-- EXERCISE GOAL --
Below are some records; reproduce every one of them exactly.

-- GIVEN INFORMATION --
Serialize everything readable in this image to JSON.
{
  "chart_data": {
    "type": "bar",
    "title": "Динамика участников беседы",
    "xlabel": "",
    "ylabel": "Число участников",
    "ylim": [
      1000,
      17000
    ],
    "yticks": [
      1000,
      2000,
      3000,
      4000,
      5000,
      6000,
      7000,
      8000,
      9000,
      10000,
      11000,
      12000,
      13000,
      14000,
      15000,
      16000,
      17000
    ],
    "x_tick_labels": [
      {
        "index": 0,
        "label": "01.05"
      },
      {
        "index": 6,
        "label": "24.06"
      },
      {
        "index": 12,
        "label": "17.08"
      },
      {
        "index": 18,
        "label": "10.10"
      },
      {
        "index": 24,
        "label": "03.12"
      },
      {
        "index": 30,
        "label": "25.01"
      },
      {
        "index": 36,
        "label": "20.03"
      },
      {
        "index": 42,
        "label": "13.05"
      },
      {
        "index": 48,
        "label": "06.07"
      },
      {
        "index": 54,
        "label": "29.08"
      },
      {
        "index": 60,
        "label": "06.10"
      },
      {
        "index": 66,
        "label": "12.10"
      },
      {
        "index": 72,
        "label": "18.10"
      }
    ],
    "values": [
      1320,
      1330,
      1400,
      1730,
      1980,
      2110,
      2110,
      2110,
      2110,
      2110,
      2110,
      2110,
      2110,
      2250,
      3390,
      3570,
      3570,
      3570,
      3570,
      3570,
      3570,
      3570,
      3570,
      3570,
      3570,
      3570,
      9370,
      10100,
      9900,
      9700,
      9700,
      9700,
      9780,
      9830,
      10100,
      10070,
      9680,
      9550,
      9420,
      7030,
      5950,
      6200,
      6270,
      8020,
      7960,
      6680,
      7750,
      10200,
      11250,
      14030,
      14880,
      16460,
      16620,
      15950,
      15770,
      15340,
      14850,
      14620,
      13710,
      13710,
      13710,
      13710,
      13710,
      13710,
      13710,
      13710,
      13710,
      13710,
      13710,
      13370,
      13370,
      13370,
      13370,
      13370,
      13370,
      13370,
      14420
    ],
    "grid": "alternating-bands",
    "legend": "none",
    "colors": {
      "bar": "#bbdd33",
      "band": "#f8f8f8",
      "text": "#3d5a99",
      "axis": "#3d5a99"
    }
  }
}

-- REPLY TO THE TASK --
Serialize everything readable in this image to JSON.
{
  "chart_data": {
    "type": "bar",
    "title": "Динамика участников беседы",
    "xlabel": "",
    "ylabel": "Число участников",
    "ylim": [
      1000,
      17000
    ],
    "yticks": [
      1000,
      2000,
      3000,
      4000,
      5000,
      6000,
      7000,
      8000,
      9000,
      10000,
      11000,
      12000,
      13000,
      14000,
      15000,
      16000,
      17000
    ],
    "x_tick_labels": [
      {
        "index": 0,
        "label": "01.05"
      },
      {
        "index": 6,
        "label": "24.06"
      },
      {
        "index": 12,
        "label": "17.08"
      },
      {
        "index": 18,
        "label": "10.10"
      },
      {
        "index": 24,
        "label": "03.12"
      },
      {
        "index": 30,
        "label": "25.01"
      },
      {
        "index": 36,
        "label": "20.03"
      },
      {
        "index": 42,
        "label": "13.05"
      },
      {
        "index": 48,
        "label": "06.07"
      },
      {
        "index": 54,
        "label": "29.08"
      },
      {
        "index": 60,
        "label": "06.10"
      },
      {
        "index": 66,
        "label": "12.10"
      },
      {
        "index": 72,
        "label": "18.10"
      }
    ],
    "values": [
      1320,
      1330,
      1400,
      1730,
      1980,
      2110,
      2110,
      2110,
      2110,
      2110,
      2110,
      2110,
      2110,
      2250,
      3390,
      3570,
      3570,
      3570,
      3570,
      3570,
      3570,
      3570,
      3570,
      3570,
      3570,
      3570,
      9370,
      10100,
      9900,
      9700,
      9700,
      9700,
      9780,
      9830,
      10100,
      10070,
      9680,
      9550,
      9420,
      7030,
      5950,
      6200,
      6270,
      8020,
      7960,
      6680,
      7750,
      10200,
      11250,
      14030,
      14880,
      16460,
      16620,
      15950,
      15770,
      15340,
      14850,
      14620,
      13710,
      13710,
      13710,
      13710,
      13710,
      13710,
      13710,
      13710,
      13710,
      13710,
      13710,
      13370,
      13370,
      13370,
      13370,
      13370,
      13370,
      13370,
      14420
    ],
    "grid": "alternating-bands",
    "legend": "none",
    "colors": {
      "bar": "#bbdd33",
      "band": "#f8f8f8",
      "text": "#3d5a99",
      "axis": "#3d5a99"
    }
  }
}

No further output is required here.